### [Data excerpts]

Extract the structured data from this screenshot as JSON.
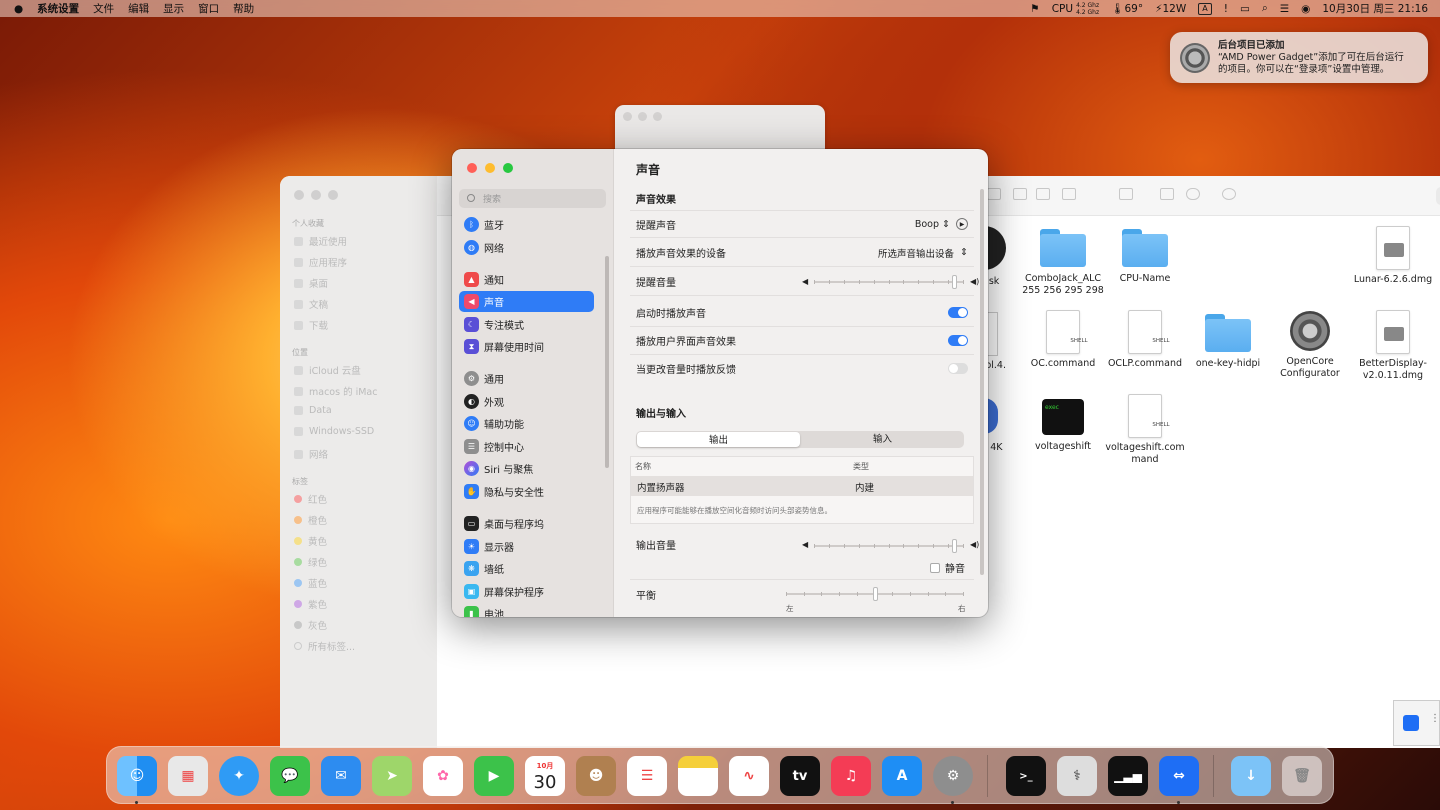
{
  "menubar": {
    "apple": "",
    "items": [
      "系统设置",
      "文件",
      "编辑",
      "显示",
      "窗口",
      "帮助"
    ],
    "cpu_label": "CPU",
    "cpu_freq_top": "4.2 Ghz",
    "cpu_freq_bottom": "4.2 Ghz",
    "temp": "69°",
    "power": "12W",
    "input_method": "A",
    "datetime": "10月30日 周三  21:16"
  },
  "notification": {
    "title": "后台项目已添加",
    "body_line1": "“AMD Power Gadget”添加了可在后台运行",
    "body_line2": "的项目。你可以在“登录项”设置中管理。"
  },
  "finder": {
    "sidebar": {
      "fav_header": "个人收藏",
      "favs": [
        "最近使用",
        "应用程序",
        "桌面",
        "文稿",
        "下载"
      ],
      "loc_header": "位置",
      "locs": [
        "iCloud 云盘",
        "macos 的 iMac",
        "Data",
        "Windows-SSD",
        "网络"
      ],
      "tag_header": "标签",
      "tags": [
        "红色",
        "橙色",
        "黄色",
        "绿色",
        "蓝色",
        "紫色",
        "灰色",
        "所有标签..."
      ],
      "tag_colors": [
        "#f5a0a0",
        "#f7c08a",
        "#f5e08a",
        "#a8dca0",
        "#9cc6f2",
        "#cfa8e6",
        "#c8c8c8",
        ""
      ]
    },
    "search_placeholder": "搜索",
    "files": [
      {
        "name": "ic Disk\nTest",
        "kind": "partial"
      },
      {
        "name": "ComboJack_ALC\n255 256 295 298",
        "kind": "folder"
      },
      {
        "name": "CPU-Name",
        "kind": "folder"
      },
      {
        "name": "Lunar-6.2.6.dmg",
        "kind": "dmg"
      },
      {
        "name": "ntrol.4.\nng",
        "kind": "partial"
      },
      {
        "name": "OC.command",
        "kind": "shell"
      },
      {
        "name": "OCLP.command",
        "kind": "shell"
      },
      {
        "name": "one-key-hidpi",
        "kind": "folder"
      },
      {
        "name": "OpenCore\nConfigurator",
        "kind": "app"
      },
      {
        "name": "BetterDisplay-\nv2.0.11.dmg",
        "kind": "dmg"
      },
      {
        "name": "c 4K",
        "kind": "partial"
      },
      {
        "name": "voltageshift",
        "kind": "exec"
      },
      {
        "name": "voltageshift.com\nmand",
        "kind": "shell"
      }
    ],
    "shell_label": "SHELL",
    "exec_label": "exec"
  },
  "settings": {
    "search_placeholder": "搜索",
    "sidebar_items": [
      {
        "label": "蓝牙",
        "icon": "bluetooth-icon",
        "color": "#2f7cf6"
      },
      {
        "label": "网络",
        "icon": "globe-icon",
        "color": "#2f7cf6"
      },
      {
        "label": "通知",
        "icon": "bell-icon",
        "color": "#ef4a4a"
      },
      {
        "label": "声音",
        "icon": "speaker-icon",
        "color": "#ef4a6a"
      },
      {
        "label": "专注模式",
        "icon": "moon-icon",
        "color": "#5a4fd6"
      },
      {
        "label": "屏幕使用时间",
        "icon": "hourglass-icon",
        "color": "#5a4fd6"
      },
      {
        "label": "通用",
        "icon": "gear-icon",
        "color": "#8e8e8e"
      },
      {
        "label": "外观",
        "icon": "appearance-icon",
        "color": "#222222"
      },
      {
        "label": "辅助功能",
        "icon": "accessibility-icon",
        "color": "#2f7cf6"
      },
      {
        "label": "控制中心",
        "icon": "control-center-icon",
        "color": "#8e8e8e"
      },
      {
        "label": "Siri 与聚焦",
        "icon": "siri-icon",
        "color": "#b44fd6"
      },
      {
        "label": "隐私与安全性",
        "icon": "hand-icon",
        "color": "#2f7cf6"
      },
      {
        "label": "桌面与程序坞",
        "icon": "dock-icon",
        "color": "#222222"
      },
      {
        "label": "显示器",
        "icon": "display-icon",
        "color": "#2f7cf6"
      },
      {
        "label": "墙纸",
        "icon": "wallpaper-icon",
        "color": "#3aa3f0"
      },
      {
        "label": "屏幕保护程序",
        "icon": "screensaver-icon",
        "color": "#3ab8f0"
      },
      {
        "label": "电池",
        "icon": "battery-icon",
        "color": "#3cc24a"
      }
    ],
    "selected": "声音",
    "page_title": "声音",
    "effects_header": "声音效果",
    "alert_sound_label": "提醒声音",
    "alert_sound_value": "Boop",
    "play_device_label": "播放声音效果的设备",
    "play_device_value": "所选声音输出设备",
    "alert_volume_label": "提醒音量",
    "alert_volume_level": 0.95,
    "startup_label": "启动时播放声音",
    "startup_on": true,
    "ui_effects_label": "播放用户界面声音效果",
    "ui_effects_on": true,
    "feedback_label": "当更改音量时播放反馈",
    "feedback_on": false,
    "io_header": "输出与输入",
    "tab_output": "输出",
    "tab_input": "输入",
    "col_name": "名称",
    "col_type": "类型",
    "device_name": "内置扬声器",
    "device_type": "内建",
    "spatial_note": "应用程序可能能够在播放空间化音频时访问头部姿势信息。",
    "output_volume_label": "输出音量",
    "output_volume_level": 0.95,
    "mute_label": "静音",
    "balance_label": "平衡",
    "balance_left": "左",
    "balance_right": "右",
    "balance_level": 0.5
  },
  "dock": {
    "calendar_month": "10月",
    "calendar_day": "30",
    "tv_label": "tv",
    "apps": [
      "finder",
      "launchpad",
      "safari",
      "messages",
      "mail",
      "maps",
      "photos",
      "facetime",
      "calendar",
      "contacts",
      "reminders",
      "notes",
      "freeform",
      "tv",
      "music",
      "app-store",
      "system-settings",
      "terminal",
      "disk-utility",
      "activity-monitor",
      "teamviewer",
      "downloads",
      "trash"
    ]
  }
}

### [Task brief]
Reproduce each entry precisely. Leave the pictures out.

### [Final result]
Extract the structured data from this screenshot as JSON.
{
  "menubar": {
    "apple": "",
    "items": [
      "系统设置",
      "文件",
      "编辑",
      "显示",
      "窗口",
      "帮助"
    ],
    "cpu_label": "CPU",
    "cpu_freq_top": "4.2 Ghz",
    "cpu_freq_bottom": "4.2 Ghz",
    "temp": "69°",
    "power": "12W",
    "input_method": "A",
    "datetime": "10月30日 周三  21:16"
  },
  "notification": {
    "title": "后台项目已添加",
    "body_line1": "“AMD Power Gadget”添加了可在后台运行",
    "body_line2": "的项目。你可以在“登录项”设置中管理。"
  },
  "finder": {
    "sidebar": {
      "fav_header": "个人收藏",
      "favs": [
        "最近使用",
        "应用程序",
        "桌面",
        "文稿",
        "下载"
      ],
      "loc_header": "位置",
      "locs": [
        "iCloud 云盘",
        "macos 的 iMac",
        "Data",
        "Windows-SSD",
        "网络"
      ],
      "tag_header": "标签",
      "tags": [
        "红色",
        "橙色",
        "黄色",
        "绿色",
        "蓝色",
        "紫色",
        "灰色",
        "所有标签..."
      ],
      "tag_colors": [
        "#f5a0a0",
        "#f7c08a",
        "#f5e08a",
        "#a8dca0",
        "#9cc6f2",
        "#cfa8e6",
        "#c8c8c8",
        ""
      ]
    },
    "search_placeholder": "搜索",
    "files": [
      {
        "name": "ic Disk\nTest",
        "kind": "partial"
      },
      {
        "name": "ComboJack_ALC\n255 256 295 298",
        "kind": "folder"
      },
      {
        "name": "CPU-Name",
        "kind": "folder"
      },
      {
        "name": "Lunar-6.2.6.dmg",
        "kind": "dmg"
      },
      {
        "name": "ntrol.4.\nng",
        "kind": "partial"
      },
      {
        "name": "OC.command",
        "kind": "shell"
      },
      {
        "name": "OCLP.command",
        "kind": "shell"
      },
      {
        "name": "one-key-hidpi",
        "kind": "folder"
      },
      {
        "name": "OpenCore\nConfigurator",
        "kind": "app"
      },
      {
        "name": "BetterDisplay-\nv2.0.11.dmg",
        "kind": "dmg"
      },
      {
        "name": "c 4K",
        "kind": "partial"
      },
      {
        "name": "voltageshift",
        "kind": "exec"
      },
      {
        "name": "voltageshift.com\nmand",
        "kind": "shell"
      }
    ],
    "shell_label": "SHELL",
    "exec_label": "exec"
  },
  "settings": {
    "search_placeholder": "搜索",
    "sidebar_items": [
      {
        "label": "蓝牙",
        "icon": "bluetooth-icon",
        "color": "#2f7cf6"
      },
      {
        "label": "网络",
        "icon": "globe-icon",
        "color": "#2f7cf6"
      },
      {
        "label": "通知",
        "icon": "bell-icon",
        "color": "#ef4a4a"
      },
      {
        "label": "声音",
        "icon": "speaker-icon",
        "color": "#ef4a6a"
      },
      {
        "label": "专注模式",
        "icon": "moon-icon",
        "color": "#5a4fd6"
      },
      {
        "label": "屏幕使用时间",
        "icon": "hourglass-icon",
        "color": "#5a4fd6"
      },
      {
        "label": "通用",
        "icon": "gear-icon",
        "color": "#8e8e8e"
      },
      {
        "label": "外观",
        "icon": "appearance-icon",
        "color": "#222222"
      },
      {
        "label": "辅助功能",
        "icon": "accessibility-icon",
        "color": "#2f7cf6"
      },
      {
        "label": "控制中心",
        "icon": "control-center-icon",
        "color": "#8e8e8e"
      },
      {
        "label": "Siri 与聚焦",
        "icon": "siri-icon",
        "color": "#b44fd6"
      },
      {
        "label": "隐私与安全性",
        "icon": "hand-icon",
        "color": "#2f7cf6"
      },
      {
        "label": "桌面与程序坞",
        "icon": "dock-icon",
        "color": "#222222"
      },
      {
        "label": "显示器",
        "icon": "display-icon",
        "color": "#2f7cf6"
      },
      {
        "label": "墙纸",
        "icon": "wallpaper-icon",
        "color": "#3aa3f0"
      },
      {
        "label": "屏幕保护程序",
        "icon": "screensaver-icon",
        "color": "#3ab8f0"
      },
      {
        "label": "电池",
        "icon": "battery-icon",
        "color": "#3cc24a"
      }
    ],
    "selected": "声音",
    "page_title": "声音",
    "effects_header": "声音效果",
    "alert_sound_label": "提醒声音",
    "alert_sound_value": "Boop",
    "play_device_label": "播放声音效果的设备",
    "play_device_value": "所选声音输出设备",
    "alert_volume_label": "提醒音量",
    "alert_volume_level": 0.95,
    "startup_label": "启动时播放声音",
    "startup_on": true,
    "ui_effects_label": "播放用户界面声音效果",
    "ui_effects_on": true,
    "feedback_label": "当更改音量时播放反馈",
    "feedback_on": false,
    "io_header": "输出与输入",
    "tab_output": "输出",
    "tab_input": "输入",
    "col_name": "名称",
    "col_type": "类型",
    "device_name": "内置扬声器",
    "device_type": "内建",
    "spatial_note": "应用程序可能能够在播放空间化音频时访问头部姿势信息。",
    "output_volume_label": "输出音量",
    "output_volume_level": 0.95,
    "mute_label": "静音",
    "balance_label": "平衡",
    "balance_left": "左",
    "balance_right": "右",
    "balance_level": 0.5
  },
  "dock": {
    "calendar_month": "10月",
    "calendar_day": "30",
    "tv_label": "tv",
    "apps": [
      "finder",
      "launchpad",
      "safari",
      "messages",
      "mail",
      "maps",
      "photos",
      "facetime",
      "calendar",
      "contacts",
      "reminders",
      "notes",
      "freeform",
      "tv",
      "music",
      "app-store",
      "system-settings",
      "terminal",
      "disk-utility",
      "activity-monitor",
      "teamviewer",
      "downloads",
      "trash"
    ]
  }
}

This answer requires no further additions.